-- begin Items --

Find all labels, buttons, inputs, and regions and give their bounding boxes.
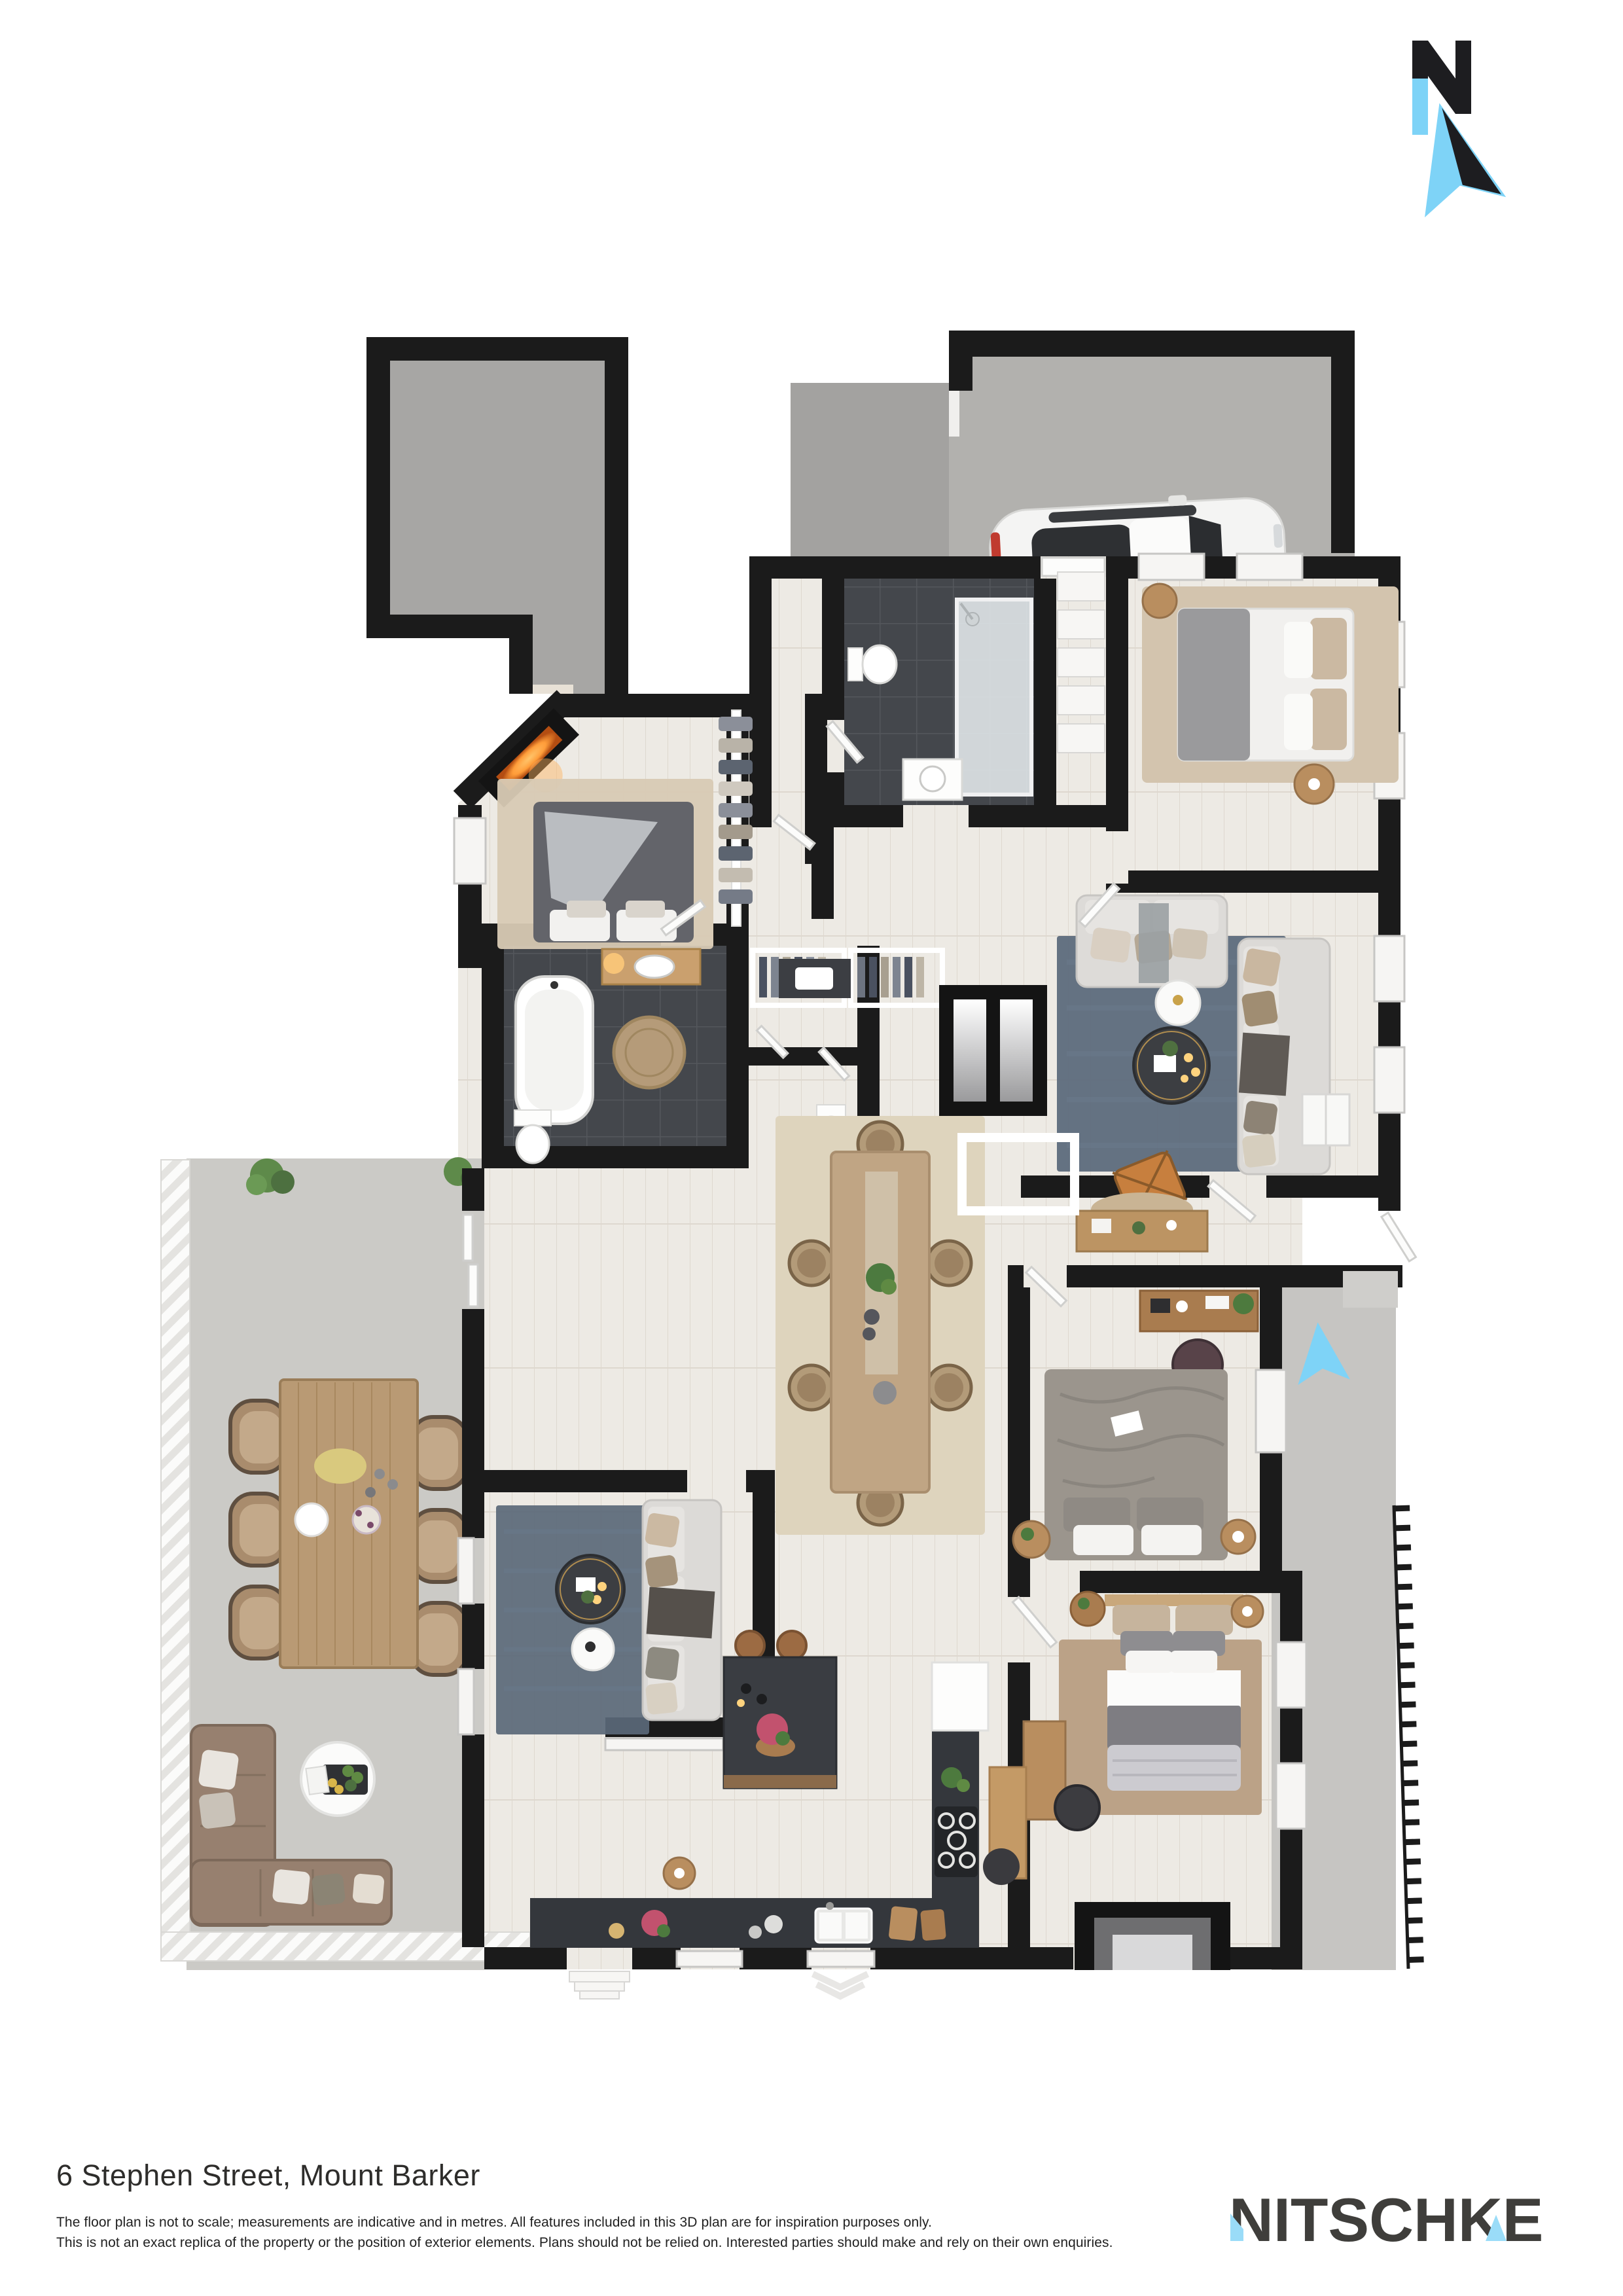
throw — [647, 1587, 715, 1639]
laundry-sink — [795, 967, 833, 990]
stool-chair — [983, 1848, 1020, 1885]
bar-stool — [736, 1631, 764, 1660]
headboard — [1105, 1594, 1243, 1606]
plate — [295, 1503, 328, 1536]
disclaimer-line-1: The floor plan is not to scale; measurem… — [56, 2212, 1113, 2233]
floor-plan-page: N 6 Stephen Street, Mount Barker The flo… — [0, 0, 1623, 2296]
entry-stairs — [1058, 572, 1105, 753]
faucet — [826, 1902, 834, 1910]
round-rug — [614, 1017, 685, 1088]
basin — [635, 956, 674, 978]
side-table — [1071, 1592, 1105, 1626]
north-letter: N — [1437, 107, 1438, 108]
floor-plan-graphic: N — [0, 0, 1623, 2296]
outdoor-chairs-left — [230, 1401, 287, 1659]
outdoor-dining — [230, 1380, 467, 1675]
placemat — [314, 1448, 366, 1484]
window — [808, 1951, 874, 1967]
rear-steps — [569, 1971, 868, 1999]
exterior-door — [1382, 1213, 1416, 1261]
bedroom-2 — [1142, 584, 1399, 804]
candle-glow — [609, 1923, 624, 1939]
car-taillight — [990, 532, 1001, 560]
window — [1256, 1370, 1286, 1452]
window — [458, 1669, 474, 1734]
boundary-fence — [1394, 1505, 1416, 1969]
plant — [1233, 1293, 1254, 1314]
sofa — [643, 1500, 721, 1720]
rug — [496, 1505, 649, 1734]
patio-slider — [463, 1215, 473, 1261]
bed — [1107, 1670, 1241, 1711]
north-arrow — [1399, 41, 1506, 217]
window — [1374, 936, 1404, 1001]
window — [454, 818, 486, 884]
fridge — [932, 1662, 988, 1731]
window — [1276, 1642, 1306, 1708]
disclaimer-line-2: This is not an exact replica of the prop… — [56, 2233, 1113, 2253]
side-table — [1143, 584, 1177, 618]
lamp-glow — [603, 953, 624, 974]
double-fireplace — [939, 985, 1047, 1116]
throw — [1239, 1033, 1290, 1096]
basin — [920, 766, 945, 791]
window — [677, 1951, 742, 1967]
carport-post — [949, 391, 959, 437]
address-title: 6 Stephen Street, Mount Barker — [56, 2159, 480, 2193]
bedroom4-fireplace — [1075, 1902, 1230, 1970]
shower — [957, 600, 1031, 795]
window — [605, 1738, 723, 1750]
window — [458, 1538, 474, 1604]
tap — [550, 981, 558, 989]
window — [1374, 1047, 1404, 1113]
blanket — [1107, 1706, 1241, 1749]
office-chair — [1055, 1785, 1099, 1830]
pillow — [198, 1749, 239, 1790]
hanging-clothes — [719, 717, 753, 904]
window — [1139, 554, 1204, 580]
pillow — [1113, 1605, 1170, 1635]
window — [1276, 1763, 1306, 1829]
door-landing — [1343, 1271, 1398, 1308]
nitschke-logo: NITSCHKE — [1225, 2181, 1578, 2254]
cake — [353, 1506, 380, 1534]
duvet — [1107, 1745, 1241, 1791]
garage-floor — [390, 361, 605, 615]
toilet — [514, 1110, 551, 1126]
blanket — [1178, 609, 1250, 761]
cooktop — [935, 1806, 978, 1877]
plant — [1162, 1041, 1178, 1056]
toilet — [848, 648, 863, 681]
window — [1237, 554, 1302, 580]
cutting-board — [888, 1906, 918, 1941]
patio-fence-left — [161, 1160, 190, 1943]
disclaimer: The floor plan is not to scale; measurem… — [56, 2212, 1113, 2253]
pillow — [1310, 618, 1347, 679]
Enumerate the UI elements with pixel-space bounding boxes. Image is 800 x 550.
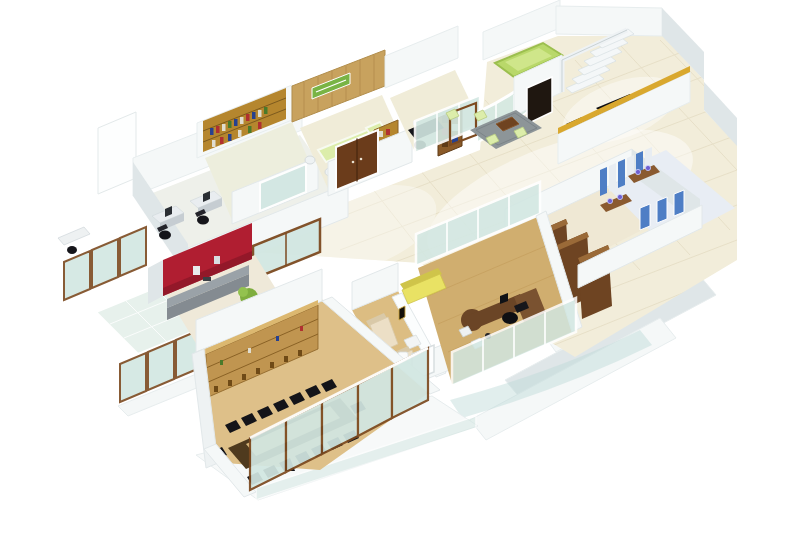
floor-plan-render xyxy=(0,0,800,550)
picture-frame xyxy=(399,306,405,320)
edge-desk xyxy=(58,227,90,245)
sink-basin xyxy=(607,198,612,203)
appliance xyxy=(214,256,220,264)
reception-chair xyxy=(305,156,315,164)
edge-chair xyxy=(67,246,77,254)
sink-basin xyxy=(617,194,622,199)
sink-basin xyxy=(635,169,640,174)
floor-plan-canvas xyxy=(0,0,800,550)
pantry-sink xyxy=(203,277,211,281)
outer-corner-wall xyxy=(98,112,136,194)
exec-chair xyxy=(502,312,518,324)
appliance xyxy=(193,266,200,275)
sink-basin xyxy=(645,165,650,170)
stair-block-top-wall xyxy=(556,6,662,36)
door-knob xyxy=(352,161,355,164)
door-knob xyxy=(360,158,363,161)
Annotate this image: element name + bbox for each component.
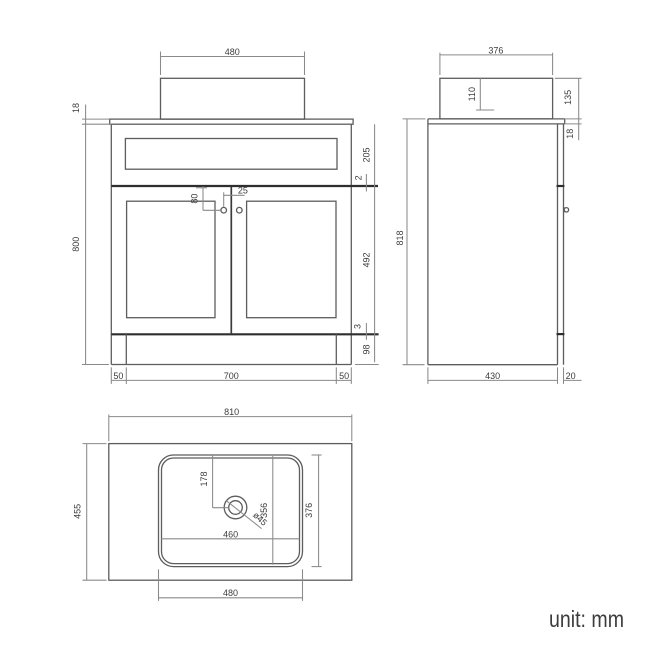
svg-text:178: 178 xyxy=(199,471,209,486)
svg-text:unit: mm: unit: mm xyxy=(549,606,624,632)
svg-text:492: 492 xyxy=(362,252,372,267)
svg-text:700: 700 xyxy=(224,371,239,381)
svg-text:25: 25 xyxy=(238,185,248,195)
svg-text:480: 480 xyxy=(223,588,238,598)
svg-text:110: 110 xyxy=(467,87,477,101)
svg-text:480: 480 xyxy=(225,47,240,57)
svg-text:818: 818 xyxy=(395,230,405,245)
svg-text:18: 18 xyxy=(71,103,81,113)
svg-text:135: 135 xyxy=(563,90,573,105)
svg-text:50: 50 xyxy=(339,371,349,381)
svg-text:98: 98 xyxy=(362,344,372,354)
svg-text:2: 2 xyxy=(353,175,363,180)
svg-text:3: 3 xyxy=(352,324,362,329)
svg-text:50: 50 xyxy=(113,371,123,381)
svg-text:80: 80 xyxy=(189,194,199,204)
svg-text:460: 460 xyxy=(223,529,238,539)
svg-text:376: 376 xyxy=(488,45,503,55)
svg-text:20: 20 xyxy=(566,371,576,381)
svg-text:205: 205 xyxy=(362,147,372,162)
svg-text:810: 810 xyxy=(224,407,239,417)
svg-text:800: 800 xyxy=(71,237,81,252)
svg-text:430: 430 xyxy=(485,371,500,381)
svg-text:376: 376 xyxy=(304,503,314,518)
svg-text:18: 18 xyxy=(565,129,575,139)
svg-text:455: 455 xyxy=(72,504,82,519)
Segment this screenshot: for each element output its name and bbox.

-- end Items --

* [Objective]: Show each line of the data that contains the word "boxes". Letter case matters.

* [Solution to this exercise]:
Find all labels, buttons, inputs, and regions and give their bounding boxes.
Enumerate the UI elements with pixel-space bounding boxes. Image is 800 x 550.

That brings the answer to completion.